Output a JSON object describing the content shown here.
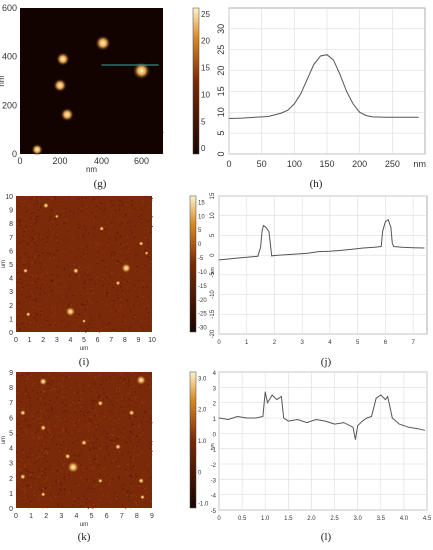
{
  "captions": [
    "(g)",
    "(h)",
    "(i)",
    "(j)",
    "(k)",
    "(l)"
  ],
  "colors": {
    "afm_dark": "#1a0400",
    "afm_mid": "#7a2a05",
    "afm_bright": "#fff4c8",
    "profile_line": "#555555",
    "grid": "#dddddd",
    "scan_line": "#3aa7a0"
  },
  "panel_g": {
    "x_unit": "nm",
    "y_unit": "nm",
    "x_ticks": [
      "0",
      "200",
      "400",
      "600"
    ],
    "y_ticks": [
      "0",
      "200",
      "400",
      "600"
    ],
    "colorbar_ticks": [
      "0",
      "5",
      "10",
      "15",
      "20",
      "25"
    ]
  },
  "panel_i": {
    "x_unit": "um",
    "y_unit": "um",
    "x_ticks": [
      "0",
      "1",
      "2",
      "3",
      "4",
      "5",
      "6",
      "7",
      "8",
      "9",
      "10"
    ],
    "y_ticks": [
      "0",
      "1",
      "2",
      "3",
      "4",
      "5",
      "6",
      "7",
      "8",
      "9",
      "10"
    ],
    "colorbar_ticks": [
      "-30",
      "-25",
      "-20",
      "-15",
      "-10",
      "-5",
      "0",
      "5",
      "10",
      "15"
    ],
    "colorbar_unit": "nm"
  },
  "panel_k": {
    "x_unit": "um",
    "y_unit": "um",
    "x_ticks": [
      "0",
      "1",
      "2",
      "3",
      "4",
      "5",
      "6",
      "7",
      "8",
      "9"
    ],
    "y_ticks": [
      "0",
      "1",
      "2",
      "3",
      "4",
      "5",
      "6",
      "7",
      "8",
      "9"
    ],
    "colorbar_ticks": [
      "-1.0",
      "0",
      "1.0",
      "2.0",
      "3.0"
    ],
    "colorbar_unit": "nm"
  },
  "chart_data": [
    {
      "type": "line",
      "panel": "h",
      "xlabel": "nm",
      "ylabel": "",
      "xlim": [
        0,
        300
      ],
      "ylim": [
        0,
        35
      ],
      "x_ticks": [
        "0",
        "50",
        "100",
        "150",
        "200",
        "250",
        "nm"
      ],
      "y_ticks": [
        "0",
        "5",
        "10",
        "15",
        "20",
        "25",
        "30"
      ],
      "grid": true,
      "x": [
        0,
        20,
        40,
        60,
        80,
        90,
        100,
        110,
        120,
        130,
        140,
        150,
        160,
        170,
        180,
        190,
        200,
        210,
        220,
        240,
        260,
        280,
        290
      ],
      "y": [
        8.5,
        8.6,
        8.8,
        9.0,
        9.8,
        10.5,
        12,
        14.5,
        18,
        21.5,
        23.5,
        23.8,
        22.5,
        19,
        15,
        12,
        10,
        9.2,
        8.9,
        8.8,
        8.8,
        8.8,
        8.8
      ]
    },
    {
      "type": "line",
      "panel": "j",
      "xlabel": "",
      "ylabel": "",
      "xlim": [
        0,
        7.5
      ],
      "ylim": [
        -20,
        15
      ],
      "x_ticks": [
        "0",
        "1",
        "2",
        "3",
        "4",
        "5",
        "6",
        "7"
      ],
      "y_ticks": [
        "-20",
        "-15",
        "-10",
        "-5",
        "0",
        "5",
        "10",
        "15"
      ],
      "grid": true,
      "x": [
        0,
        0.3,
        0.6,
        0.9,
        1.2,
        1.4,
        1.5,
        1.55,
        1.6,
        1.7,
        1.8,
        1.85,
        1.9,
        2.0,
        2.4,
        2.8,
        3.2,
        3.6,
        4.0,
        4.4,
        4.8,
        5.2,
        5.6,
        5.85,
        5.9,
        6.0,
        6.1,
        6.2,
        6.25,
        6.3,
        6.6,
        7.0,
        7.4
      ],
      "y": [
        -1.2,
        -1.0,
        -0.8,
        -0.6,
        -0.4,
        -0.3,
        2,
        6,
        7.5,
        7,
        6,
        3,
        -0.2,
        -0.1,
        0.1,
        0.3,
        0.5,
        0.9,
        1.0,
        1.2,
        1.5,
        1.8,
        2.0,
        2.2,
        6,
        8.5,
        9,
        7,
        3,
        2.2,
        2.0,
        1.9,
        1.8
      ]
    },
    {
      "type": "line",
      "panel": "l",
      "xlabel": "",
      "ylabel": "",
      "xlim": [
        0,
        4.5
      ],
      "ylim": [
        -5,
        4
      ],
      "x_ticks": [
        "0",
        "0.5",
        "1.0",
        "1.5",
        "2.0",
        "2.5",
        "3.0",
        "3.5",
        "4.0",
        "4.5"
      ],
      "y_ticks": [
        "-5",
        "-4",
        "-3",
        "-2",
        "-1",
        "0",
        "1",
        "2",
        "3",
        "4"
      ],
      "grid": true,
      "x": [
        0,
        0.2,
        0.4,
        0.6,
        0.8,
        0.95,
        1.0,
        1.05,
        1.15,
        1.25,
        1.35,
        1.4,
        1.5,
        1.7,
        1.9,
        2.1,
        2.3,
        2.5,
        2.7,
        2.9,
        2.95,
        3.0,
        3.1,
        3.2,
        3.3,
        3.4,
        3.5,
        3.6,
        3.65,
        3.75,
        3.9,
        4.1,
        4.3,
        4.45
      ],
      "y": [
        1.0,
        0.9,
        1.1,
        1.0,
        1.0,
        1.1,
        2.7,
        2.0,
        2.5,
        2.2,
        2.4,
        1.0,
        0.8,
        0.9,
        0.7,
        0.9,
        0.8,
        0.6,
        0.7,
        0.4,
        -0.4,
        0.5,
        0.8,
        1.0,
        1.1,
        2.3,
        2.5,
        2.2,
        2.4,
        1.0,
        0.6,
        0.4,
        0.3,
        0.2
      ]
    }
  ]
}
# # # # #
Copy out all of the material exactly as written, without its pictures.

Output a JSON object describing the content shown here.
{
  "captions": [
    "(g)",
    "(h)",
    "(i)",
    "(j)",
    "(k)",
    "(l)"
  ],
  "colors": {
    "afm_dark": "#1a0400",
    "afm_mid": "#7a2a05",
    "afm_bright": "#fff4c8",
    "profile_line": "#555555",
    "grid": "#dddddd",
    "scan_line": "#3aa7a0"
  },
  "panel_g": {
    "x_unit": "nm",
    "y_unit": "nm",
    "x_ticks": [
      "0",
      "200",
      "400",
      "600"
    ],
    "y_ticks": [
      "0",
      "200",
      "400",
      "600"
    ],
    "colorbar_ticks": [
      "0",
      "5",
      "10",
      "15",
      "20",
      "25"
    ]
  },
  "panel_i": {
    "x_unit": "um",
    "y_unit": "um",
    "x_ticks": [
      "0",
      "1",
      "2",
      "3",
      "4",
      "5",
      "6",
      "7",
      "8",
      "9",
      "10"
    ],
    "y_ticks": [
      "0",
      "1",
      "2",
      "3",
      "4",
      "5",
      "6",
      "7",
      "8",
      "9",
      "10"
    ],
    "colorbar_ticks": [
      "-30",
      "-25",
      "-20",
      "-15",
      "-10",
      "-5",
      "0",
      "5",
      "10",
      "15"
    ],
    "colorbar_unit": "nm"
  },
  "panel_k": {
    "x_unit": "um",
    "y_unit": "um",
    "x_ticks": [
      "0",
      "1",
      "2",
      "3",
      "4",
      "5",
      "6",
      "7",
      "8",
      "9"
    ],
    "y_ticks": [
      "0",
      "1",
      "2",
      "3",
      "4",
      "5",
      "6",
      "7",
      "8",
      "9"
    ],
    "colorbar_ticks": [
      "-1.0",
      "0",
      "1.0",
      "2.0",
      "3.0"
    ],
    "colorbar_unit": "nm"
  },
  "chart_data": [
    {
      "type": "line",
      "panel": "h",
      "xlabel": "nm",
      "ylabel": "",
      "xlim": [
        0,
        300
      ],
      "ylim": [
        0,
        35
      ],
      "x_ticks": [
        "0",
        "50",
        "100",
        "150",
        "200",
        "250",
        "nm"
      ],
      "y_ticks": [
        "0",
        "5",
        "10",
        "15",
        "20",
        "25",
        "30"
      ],
      "grid": true,
      "x": [
        0,
        20,
        40,
        60,
        80,
        90,
        100,
        110,
        120,
        130,
        140,
        150,
        160,
        170,
        180,
        190,
        200,
        210,
        220,
        240,
        260,
        280,
        290
      ],
      "y": [
        8.5,
        8.6,
        8.8,
        9.0,
        9.8,
        10.5,
        12,
        14.5,
        18,
        21.5,
        23.5,
        23.8,
        22.5,
        19,
        15,
        12,
        10,
        9.2,
        8.9,
        8.8,
        8.8,
        8.8,
        8.8
      ]
    },
    {
      "type": "line",
      "panel": "j",
      "xlabel": "",
      "ylabel": "",
      "xlim": [
        0,
        7.5
      ],
      "ylim": [
        -20,
        15
      ],
      "x_ticks": [
        "0",
        "1",
        "2",
        "3",
        "4",
        "5",
        "6",
        "7"
      ],
      "y_ticks": [
        "-20",
        "-15",
        "-10",
        "-5",
        "0",
        "5",
        "10",
        "15"
      ],
      "grid": true,
      "x": [
        0,
        0.3,
        0.6,
        0.9,
        1.2,
        1.4,
        1.5,
        1.55,
        1.6,
        1.7,
        1.8,
        1.85,
        1.9,
        2.0,
        2.4,
        2.8,
        3.2,
        3.6,
        4.0,
        4.4,
        4.8,
        5.2,
        5.6,
        5.85,
        5.9,
        6.0,
        6.1,
        6.2,
        6.25,
        6.3,
        6.6,
        7.0,
        7.4
      ],
      "y": [
        -1.2,
        -1.0,
        -0.8,
        -0.6,
        -0.4,
        -0.3,
        2,
        6,
        7.5,
        7,
        6,
        3,
        -0.2,
        -0.1,
        0.1,
        0.3,
        0.5,
        0.9,
        1.0,
        1.2,
        1.5,
        1.8,
        2.0,
        2.2,
        6,
        8.5,
        9,
        7,
        3,
        2.2,
        2.0,
        1.9,
        1.8
      ]
    },
    {
      "type": "line",
      "panel": "l",
      "xlabel": "",
      "ylabel": "",
      "xlim": [
        0,
        4.5
      ],
      "ylim": [
        -5,
        4
      ],
      "x_ticks": [
        "0",
        "0.5",
        "1.0",
        "1.5",
        "2.0",
        "2.5",
        "3.0",
        "3.5",
        "4.0",
        "4.5"
      ],
      "y_ticks": [
        "-5",
        "-4",
        "-3",
        "-2",
        "-1",
        "0",
        "1",
        "2",
        "3",
        "4"
      ],
      "grid": true,
      "x": [
        0,
        0.2,
        0.4,
        0.6,
        0.8,
        0.95,
        1.0,
        1.05,
        1.15,
        1.25,
        1.35,
        1.4,
        1.5,
        1.7,
        1.9,
        2.1,
        2.3,
        2.5,
        2.7,
        2.9,
        2.95,
        3.0,
        3.1,
        3.2,
        3.3,
        3.4,
        3.5,
        3.6,
        3.65,
        3.75,
        3.9,
        4.1,
        4.3,
        4.45
      ],
      "y": [
        1.0,
        0.9,
        1.1,
        1.0,
        1.0,
        1.1,
        2.7,
        2.0,
        2.5,
        2.2,
        2.4,
        1.0,
        0.8,
        0.9,
        0.7,
        0.9,
        0.8,
        0.6,
        0.7,
        0.4,
        -0.4,
        0.5,
        0.8,
        1.0,
        1.1,
        2.3,
        2.5,
        2.2,
        2.4,
        1.0,
        0.6,
        0.4,
        0.3,
        0.2
      ]
    }
  ]
}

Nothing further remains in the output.